__DATASET RECORDS__

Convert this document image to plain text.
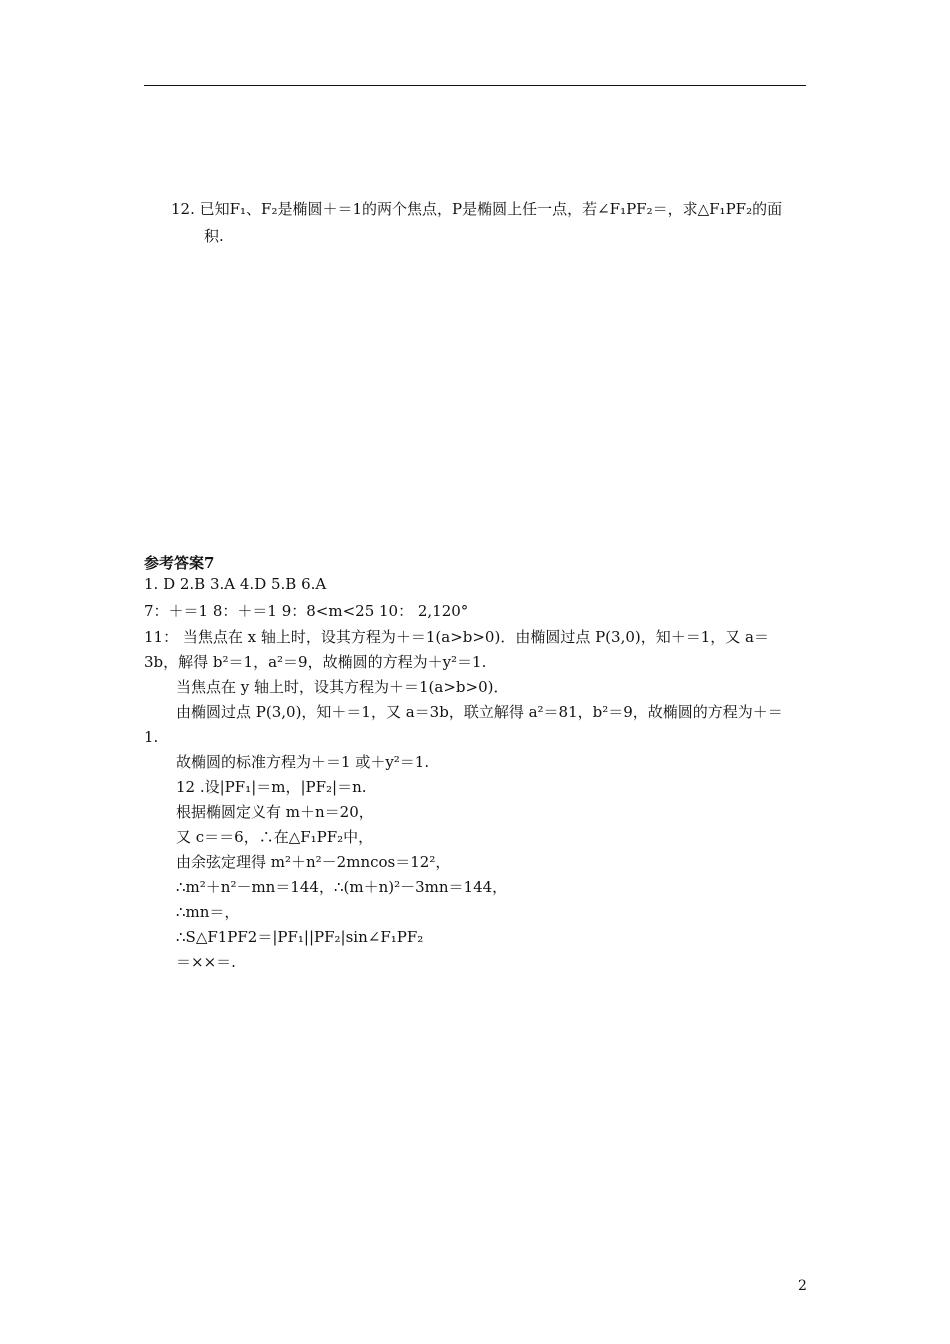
12. 已知F₁、F₂是椭圆＋＝1的两个焦点，P是椭圆上任一点，若∠F₁PF₂＝，求△F₁PF₂的面
积.
参考答案7
1. D 2.B 3.A 4.D 5.B 6.A
7：＋＝1 8：＋＝1 9：8<m<25 10： 2,120°
11： 当焦点在 x 轴上时，设其方程为＋＝1(a>b>0)．由椭圆过点 P(3,0)，知＋＝1，又 a＝
3b，解得 b²＝1，a²＝9，故椭圆的方程为＋y²＝1.
当焦点在 y 轴上时，设其方程为＋＝1(a>b>0)．
由椭圆过点 P(3,0)，知＋＝1，又 a＝3b，联立解得 a²＝81，b²＝9，故椭圆的方程为＋＝
1.
故椭圆的标准方程为＋＝1 或＋y²＝1.
12 .设|PF₁|＝m，|PF₂|＝n.
根据椭圆定义有 m＋n＝20，
又 c＝＝6，∴在△F₁PF₂中，
由余弦定理得 m²＋n²－2mncos＝12²，
∴m²＋n²－mn＝144，∴(m＋n)²－3mn＝144，
∴mn＝，
∴S△F1PF2＝|PF₁||PF₂|sin∠F₁PF₂
＝××＝.
2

__WHAT YOU NEED TO DO__
Of the lines above, copy each that contains "由椭圆过点".

__THE RESPONSE__
11： 当焦点在 x 轴上时，设其方程为＋＝1(a>b>0)．由椭圆过点 P(3,0)，知＋＝1，又 a＝
由椭圆过点 P(3,0)，知＋＝1，又 a＝3b，联立解得 a²＝81，b²＝9，故椭圆的方程为＋＝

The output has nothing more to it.